▶ **Direction**: Copy out every record below with complete accuracy.

* * * * * * * * *

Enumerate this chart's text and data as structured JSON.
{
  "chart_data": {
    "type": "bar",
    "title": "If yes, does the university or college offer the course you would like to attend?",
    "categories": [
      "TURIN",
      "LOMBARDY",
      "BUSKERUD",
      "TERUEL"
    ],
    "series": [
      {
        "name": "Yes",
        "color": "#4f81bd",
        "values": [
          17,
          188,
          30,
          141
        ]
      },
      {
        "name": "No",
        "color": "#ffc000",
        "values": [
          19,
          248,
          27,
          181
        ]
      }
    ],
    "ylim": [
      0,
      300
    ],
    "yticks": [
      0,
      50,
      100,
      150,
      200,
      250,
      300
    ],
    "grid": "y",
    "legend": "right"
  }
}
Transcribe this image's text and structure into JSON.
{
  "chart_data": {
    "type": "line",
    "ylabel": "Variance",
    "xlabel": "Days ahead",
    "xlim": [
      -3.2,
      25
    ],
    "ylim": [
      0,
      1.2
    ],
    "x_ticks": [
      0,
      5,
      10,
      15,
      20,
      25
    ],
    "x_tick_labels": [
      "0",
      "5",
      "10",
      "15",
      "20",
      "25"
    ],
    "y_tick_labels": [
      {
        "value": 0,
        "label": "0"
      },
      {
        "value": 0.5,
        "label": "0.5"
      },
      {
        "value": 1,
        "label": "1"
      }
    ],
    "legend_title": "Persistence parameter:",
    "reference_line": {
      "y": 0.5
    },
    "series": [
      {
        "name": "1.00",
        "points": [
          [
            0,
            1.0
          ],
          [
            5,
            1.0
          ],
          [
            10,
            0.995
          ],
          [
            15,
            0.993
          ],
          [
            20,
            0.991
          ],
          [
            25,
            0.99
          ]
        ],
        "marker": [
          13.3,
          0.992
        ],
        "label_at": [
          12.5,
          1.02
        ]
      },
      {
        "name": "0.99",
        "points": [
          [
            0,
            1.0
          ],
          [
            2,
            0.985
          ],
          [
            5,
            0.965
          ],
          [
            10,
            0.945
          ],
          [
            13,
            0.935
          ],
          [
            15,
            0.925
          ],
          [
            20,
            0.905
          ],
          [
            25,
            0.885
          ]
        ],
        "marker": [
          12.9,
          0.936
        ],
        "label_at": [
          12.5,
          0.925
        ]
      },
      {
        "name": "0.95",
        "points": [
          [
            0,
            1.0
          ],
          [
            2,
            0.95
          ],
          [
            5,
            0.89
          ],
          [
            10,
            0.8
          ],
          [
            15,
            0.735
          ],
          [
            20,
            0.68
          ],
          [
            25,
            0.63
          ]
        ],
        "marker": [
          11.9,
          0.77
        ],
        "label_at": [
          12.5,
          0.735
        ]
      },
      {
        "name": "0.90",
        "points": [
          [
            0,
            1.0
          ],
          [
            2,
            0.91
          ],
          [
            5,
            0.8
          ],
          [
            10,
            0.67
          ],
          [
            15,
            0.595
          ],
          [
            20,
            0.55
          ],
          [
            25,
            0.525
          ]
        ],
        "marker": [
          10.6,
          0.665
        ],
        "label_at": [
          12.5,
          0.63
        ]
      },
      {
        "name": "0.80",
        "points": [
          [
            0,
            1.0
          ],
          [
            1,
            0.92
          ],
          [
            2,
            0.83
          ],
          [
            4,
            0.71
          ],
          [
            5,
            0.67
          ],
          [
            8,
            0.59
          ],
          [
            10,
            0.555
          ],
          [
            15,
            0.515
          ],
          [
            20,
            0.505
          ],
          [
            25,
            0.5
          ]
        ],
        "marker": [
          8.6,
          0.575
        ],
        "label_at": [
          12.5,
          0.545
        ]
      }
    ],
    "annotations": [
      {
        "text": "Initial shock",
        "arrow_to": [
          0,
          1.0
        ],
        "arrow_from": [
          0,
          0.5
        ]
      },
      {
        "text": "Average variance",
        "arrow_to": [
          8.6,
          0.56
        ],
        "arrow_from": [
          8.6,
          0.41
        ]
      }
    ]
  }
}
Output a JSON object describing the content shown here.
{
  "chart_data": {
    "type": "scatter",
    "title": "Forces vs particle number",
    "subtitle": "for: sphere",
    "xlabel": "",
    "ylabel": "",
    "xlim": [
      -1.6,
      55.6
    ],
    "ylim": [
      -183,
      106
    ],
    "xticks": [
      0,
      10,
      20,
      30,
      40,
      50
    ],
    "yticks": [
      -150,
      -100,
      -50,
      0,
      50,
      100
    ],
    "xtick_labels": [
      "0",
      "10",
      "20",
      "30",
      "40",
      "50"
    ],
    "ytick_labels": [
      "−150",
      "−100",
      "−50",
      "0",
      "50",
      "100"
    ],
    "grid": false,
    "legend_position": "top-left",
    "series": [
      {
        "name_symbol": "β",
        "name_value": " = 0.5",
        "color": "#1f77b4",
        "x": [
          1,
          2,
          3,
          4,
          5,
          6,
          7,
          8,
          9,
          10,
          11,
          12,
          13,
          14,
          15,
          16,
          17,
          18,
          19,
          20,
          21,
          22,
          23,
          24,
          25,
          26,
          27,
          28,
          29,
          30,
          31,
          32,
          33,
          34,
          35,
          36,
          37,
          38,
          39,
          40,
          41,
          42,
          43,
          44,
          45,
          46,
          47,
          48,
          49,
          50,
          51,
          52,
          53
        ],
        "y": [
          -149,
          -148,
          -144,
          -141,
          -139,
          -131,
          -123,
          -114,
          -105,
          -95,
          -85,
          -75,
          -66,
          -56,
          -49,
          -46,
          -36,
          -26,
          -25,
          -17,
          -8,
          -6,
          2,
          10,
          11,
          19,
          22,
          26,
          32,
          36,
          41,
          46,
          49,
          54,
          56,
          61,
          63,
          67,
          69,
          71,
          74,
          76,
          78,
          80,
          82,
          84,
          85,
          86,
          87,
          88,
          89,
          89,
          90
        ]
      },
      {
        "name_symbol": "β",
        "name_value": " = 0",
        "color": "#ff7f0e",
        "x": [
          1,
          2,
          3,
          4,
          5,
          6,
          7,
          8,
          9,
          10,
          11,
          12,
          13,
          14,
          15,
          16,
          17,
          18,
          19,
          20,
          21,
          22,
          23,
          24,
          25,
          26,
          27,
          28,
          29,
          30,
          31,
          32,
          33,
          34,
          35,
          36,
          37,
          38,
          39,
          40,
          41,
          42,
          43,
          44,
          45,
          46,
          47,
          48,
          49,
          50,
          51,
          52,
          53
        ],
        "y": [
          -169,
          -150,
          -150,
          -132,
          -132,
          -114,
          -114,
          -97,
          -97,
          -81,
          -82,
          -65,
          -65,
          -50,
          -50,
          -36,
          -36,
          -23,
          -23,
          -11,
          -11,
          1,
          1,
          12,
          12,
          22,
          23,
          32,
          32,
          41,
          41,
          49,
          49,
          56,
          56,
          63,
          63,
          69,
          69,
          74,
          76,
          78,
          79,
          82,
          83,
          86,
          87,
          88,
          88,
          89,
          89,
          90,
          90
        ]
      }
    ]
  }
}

* * * * * * * * *

▶ **Written solution**:
Enumerate this chart's text and data as structured JSON.
{
  "chart_data": {
    "type": "bar",
    "title": "If yes, does the university or college offer the course you would like to attend?",
    "categories": [
      "TURIN",
      "LOMBARDY",
      "BUSKERUD",
      "TERUEL"
    ],
    "series": [
      {
        "name": "Yes",
        "color": "#4f81bd",
        "values": [
          17,
          188,
          30,
          141
        ]
      },
      {
        "name": "No",
        "color": "#ffc000",
        "values": [
          19,
          248,
          27,
          181
        ]
      }
    ],
    "ylim": [
      0,
      300
    ],
    "yticks": [
      0,
      50,
      100,
      150,
      200,
      250,
      300
    ],
    "grid": "y",
    "legend": "right"
  }
}
Transcribe this image's text and structure into JSON.
{
  "chart_data": {
    "type": "line",
    "ylabel": "Variance",
    "xlabel": "Days ahead",
    "xlim": [
      -3.2,
      25
    ],
    "ylim": [
      0,
      1.2
    ],
    "x_ticks": [
      0,
      5,
      10,
      15,
      20,
      25
    ],
    "x_tick_labels": [
      "0",
      "5",
      "10",
      "15",
      "20",
      "25"
    ],
    "y_tick_labels": [
      {
        "value": 0,
        "label": "0"
      },
      {
        "value": 0.5,
        "label": "0.5"
      },
      {
        "value": 1,
        "label": "1"
      }
    ],
    "legend_title": "Persistence parameter:",
    "reference_line": {
      "y": 0.5
    },
    "series": [
      {
        "name": "1.00",
        "points": [
          [
            0,
            1.0
          ],
          [
            5,
            1.0
          ],
          [
            10,
            0.995
          ],
          [
            15,
            0.993
          ],
          [
            20,
            0.991
          ],
          [
            25,
            0.99
          ]
        ],
        "marker": [
          13.3,
          0.992
        ],
        "label_at": [
          12.5,
          1.02
        ]
      },
      {
        "name": "0.99",
        "points": [
          [
            0,
            1.0
          ],
          [
            2,
            0.985
          ],
          [
            5,
            0.965
          ],
          [
            10,
            0.945
          ],
          [
            13,
            0.935
          ],
          [
            15,
            0.925
          ],
          [
            20,
            0.905
          ],
          [
            25,
            0.885
          ]
        ],
        "marker": [
          12.9,
          0.936
        ],
        "label_at": [
          12.5,
          0.925
        ]
      },
      {
        "name": "0.95",
        "points": [
          [
            0,
            1.0
          ],
          [
            2,
            0.95
          ],
          [
            5,
            0.89
          ],
          [
            10,
            0.8
          ],
          [
            15,
            0.735
          ],
          [
            20,
            0.68
          ],
          [
            25,
            0.63
          ]
        ],
        "marker": [
          11.9,
          0.77
        ],
        "label_at": [
          12.5,
          0.735
        ]
      },
      {
        "name": "0.90",
        "points": [
          [
            0,
            1.0
          ],
          [
            2,
            0.91
          ],
          [
            5,
            0.8
          ],
          [
            10,
            0.67
          ],
          [
            15,
            0.595
          ],
          [
            20,
            0.55
          ],
          [
            25,
            0.525
          ]
        ],
        "marker": [
          10.6,
          0.665
        ],
        "label_at": [
          12.5,
          0.63
        ]
      },
      {
        "name": "0.80",
        "points": [
          [
            0,
            1.0
          ],
          [
            1,
            0.92
          ],
          [
            2,
            0.83
          ],
          [
            4,
            0.71
          ],
          [
            5,
            0.67
          ],
          [
            8,
            0.59
          ],
          [
            10,
            0.555
          ],
          [
            15,
            0.515
          ],
          [
            20,
            0.505
          ],
          [
            25,
            0.5
          ]
        ],
        "marker": [
          8.6,
          0.575
        ],
        "label_at": [
          12.5,
          0.545
        ]
      }
    ],
    "annotations": [
      {
        "text": "Initial shock",
        "arrow_to": [
          0,
          1.0
        ],
        "arrow_from": [
          0,
          0.5
        ]
      },
      {
        "text": "Average variance",
        "arrow_to": [
          8.6,
          0.56
        ],
        "arrow_from": [
          8.6,
          0.41
        ]
      }
    ]
  }
}
Output a JSON object describing the content shown here.
{
  "chart_data": {
    "type": "scatter",
    "title": "Forces vs particle number",
    "subtitle": "for: sphere",
    "xlabel": "",
    "ylabel": "",
    "xlim": [
      -1.6,
      55.6
    ],
    "ylim": [
      -183,
      106
    ],
    "xticks": [
      0,
      10,
      20,
      30,
      40,
      50
    ],
    "yticks": [
      -150,
      -100,
      -50,
      0,
      50,
      100
    ],
    "xtick_labels": [
      "0",
      "10",
      "20",
      "30",
      "40",
      "50"
    ],
    "ytick_labels": [
      "−150",
      "−100",
      "−50",
      "0",
      "50",
      "100"
    ],
    "grid": false,
    "legend_position": "top-left",
    "series": [
      {
        "name_symbol": "β",
        "name_value": " = 0.5",
        "color": "#1f77b4",
        "x": [
          1,
          2,
          3,
          4,
          5,
          6,
          7,
          8,
          9,
          10,
          11,
          12,
          13,
          14,
          15,
          16,
          17,
          18,
          19,
          20,
          21,
          22,
          23,
          24,
          25,
          26,
          27,
          28,
          29,
          30,
          31,
          32,
          33,
          34,
          35,
          36,
          37,
          38,
          39,
          40,
          41,
          42,
          43,
          44,
          45,
          46,
          47,
          48,
          49,
          50,
          51,
          52,
          53
        ],
        "y": [
          -149,
          -148,
          -144,
          -141,
          -139,
          -131,
          -123,
          -114,
          -105,
          -95,
          -85,
          -75,
          -66,
          -56,
          -49,
          -46,
          -36,
          -26,
          -25,
          -17,
          -8,
          -6,
          2,
          10,
          11,
          19,
          22,
          26,
          32,
          36,
          41,
          46,
          49,
          54,
          56,
          61,
          63,
          67,
          69,
          71,
          74,
          76,
          78,
          80,
          82,
          84,
          85,
          86,
          87,
          88,
          89,
          89,
          90
        ]
      },
      {
        "name_symbol": "β",
        "name_value": " = 0",
        "color": "#ff7f0e",
        "x": [
          1,
          2,
          3,
          4,
          5,
          6,
          7,
          8,
          9,
          10,
          11,
          12,
          13,
          14,
          15,
          16,
          17,
          18,
          19,
          20,
          21,
          22,
          23,
          24,
          25,
          26,
          27,
          28,
          29,
          30,
          31,
          32,
          33,
          34,
          35,
          36,
          37,
          38,
          39,
          40,
          41,
          42,
          43,
          44,
          45,
          46,
          47,
          48,
          49,
          50,
          51,
          52,
          53
        ],
        "y": [
          -169,
          -150,
          -150,
          -132,
          -132,
          -114,
          -114,
          -97,
          -97,
          -81,
          -82,
          -65,
          -65,
          -50,
          -50,
          -36,
          -36,
          -23,
          -23,
          -11,
          -11,
          1,
          1,
          12,
          12,
          22,
          23,
          32,
          32,
          41,
          41,
          49,
          49,
          56,
          56,
          63,
          63,
          69,
          69,
          74,
          76,
          78,
          79,
          82,
          83,
          86,
          87,
          88,
          88,
          89,
          89,
          90,
          90
        ]
      }
    ]
  }
}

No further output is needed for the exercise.